Short task: Copy the lines holding the word "ylabel", all of them.

Entries with figure data:
----
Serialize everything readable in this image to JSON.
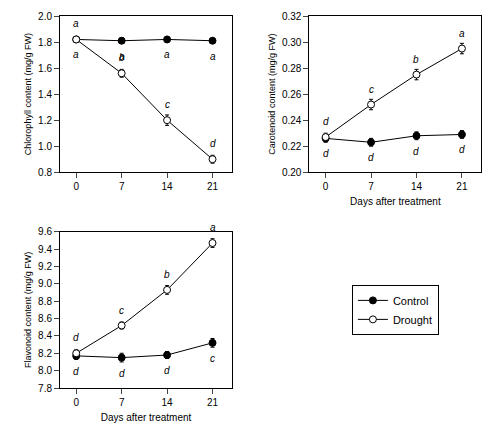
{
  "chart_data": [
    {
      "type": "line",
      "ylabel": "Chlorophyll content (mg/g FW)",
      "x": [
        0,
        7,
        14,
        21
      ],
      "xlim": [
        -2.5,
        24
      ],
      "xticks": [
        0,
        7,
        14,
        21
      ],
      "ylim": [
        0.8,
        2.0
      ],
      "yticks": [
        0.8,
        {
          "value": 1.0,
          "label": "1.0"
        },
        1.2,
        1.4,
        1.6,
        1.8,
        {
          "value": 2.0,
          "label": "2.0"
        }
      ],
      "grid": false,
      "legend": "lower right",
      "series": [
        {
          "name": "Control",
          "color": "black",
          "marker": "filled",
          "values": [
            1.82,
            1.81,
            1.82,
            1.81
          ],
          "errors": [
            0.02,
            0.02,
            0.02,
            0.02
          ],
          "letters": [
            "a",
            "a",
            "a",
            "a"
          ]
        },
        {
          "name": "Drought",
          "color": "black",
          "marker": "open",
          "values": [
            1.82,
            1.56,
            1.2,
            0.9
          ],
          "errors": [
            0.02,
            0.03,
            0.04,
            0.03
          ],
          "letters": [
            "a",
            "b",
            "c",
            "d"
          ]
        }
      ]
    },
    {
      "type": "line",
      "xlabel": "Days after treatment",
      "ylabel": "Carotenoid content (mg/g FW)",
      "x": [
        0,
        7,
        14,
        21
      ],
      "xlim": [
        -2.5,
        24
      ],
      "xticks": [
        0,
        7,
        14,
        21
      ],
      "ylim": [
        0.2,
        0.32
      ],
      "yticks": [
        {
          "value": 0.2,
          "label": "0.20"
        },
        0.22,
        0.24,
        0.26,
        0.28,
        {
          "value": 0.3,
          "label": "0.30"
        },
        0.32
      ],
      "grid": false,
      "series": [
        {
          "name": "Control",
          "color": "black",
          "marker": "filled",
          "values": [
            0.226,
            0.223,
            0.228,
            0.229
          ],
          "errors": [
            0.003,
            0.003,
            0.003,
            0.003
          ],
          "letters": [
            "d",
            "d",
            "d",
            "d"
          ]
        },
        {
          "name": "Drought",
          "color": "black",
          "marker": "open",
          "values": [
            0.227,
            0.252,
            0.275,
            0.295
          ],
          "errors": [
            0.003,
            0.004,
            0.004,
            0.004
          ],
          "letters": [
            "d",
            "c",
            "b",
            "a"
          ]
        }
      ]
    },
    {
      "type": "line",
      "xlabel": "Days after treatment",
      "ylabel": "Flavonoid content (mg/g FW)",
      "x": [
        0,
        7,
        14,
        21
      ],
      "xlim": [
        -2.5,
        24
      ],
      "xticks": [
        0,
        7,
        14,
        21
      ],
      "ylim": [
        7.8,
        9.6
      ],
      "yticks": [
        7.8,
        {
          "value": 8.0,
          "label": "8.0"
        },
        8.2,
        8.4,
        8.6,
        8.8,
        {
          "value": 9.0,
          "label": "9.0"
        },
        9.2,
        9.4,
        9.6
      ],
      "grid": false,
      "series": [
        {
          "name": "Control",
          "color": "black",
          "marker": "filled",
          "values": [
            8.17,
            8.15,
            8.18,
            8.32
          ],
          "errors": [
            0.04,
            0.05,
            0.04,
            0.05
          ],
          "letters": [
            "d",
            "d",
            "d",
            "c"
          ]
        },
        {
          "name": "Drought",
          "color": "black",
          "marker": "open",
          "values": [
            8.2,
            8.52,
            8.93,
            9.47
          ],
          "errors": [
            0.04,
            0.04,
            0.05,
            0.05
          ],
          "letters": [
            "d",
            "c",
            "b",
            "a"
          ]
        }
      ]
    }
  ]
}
----
Final result:
      "ylabel": "Chlorophyll content (mg/g FW)",
      "ylabel": "Carotenoid content (mg/g FW)",
      "ylabel": "Flavonoid content (mg/g FW)",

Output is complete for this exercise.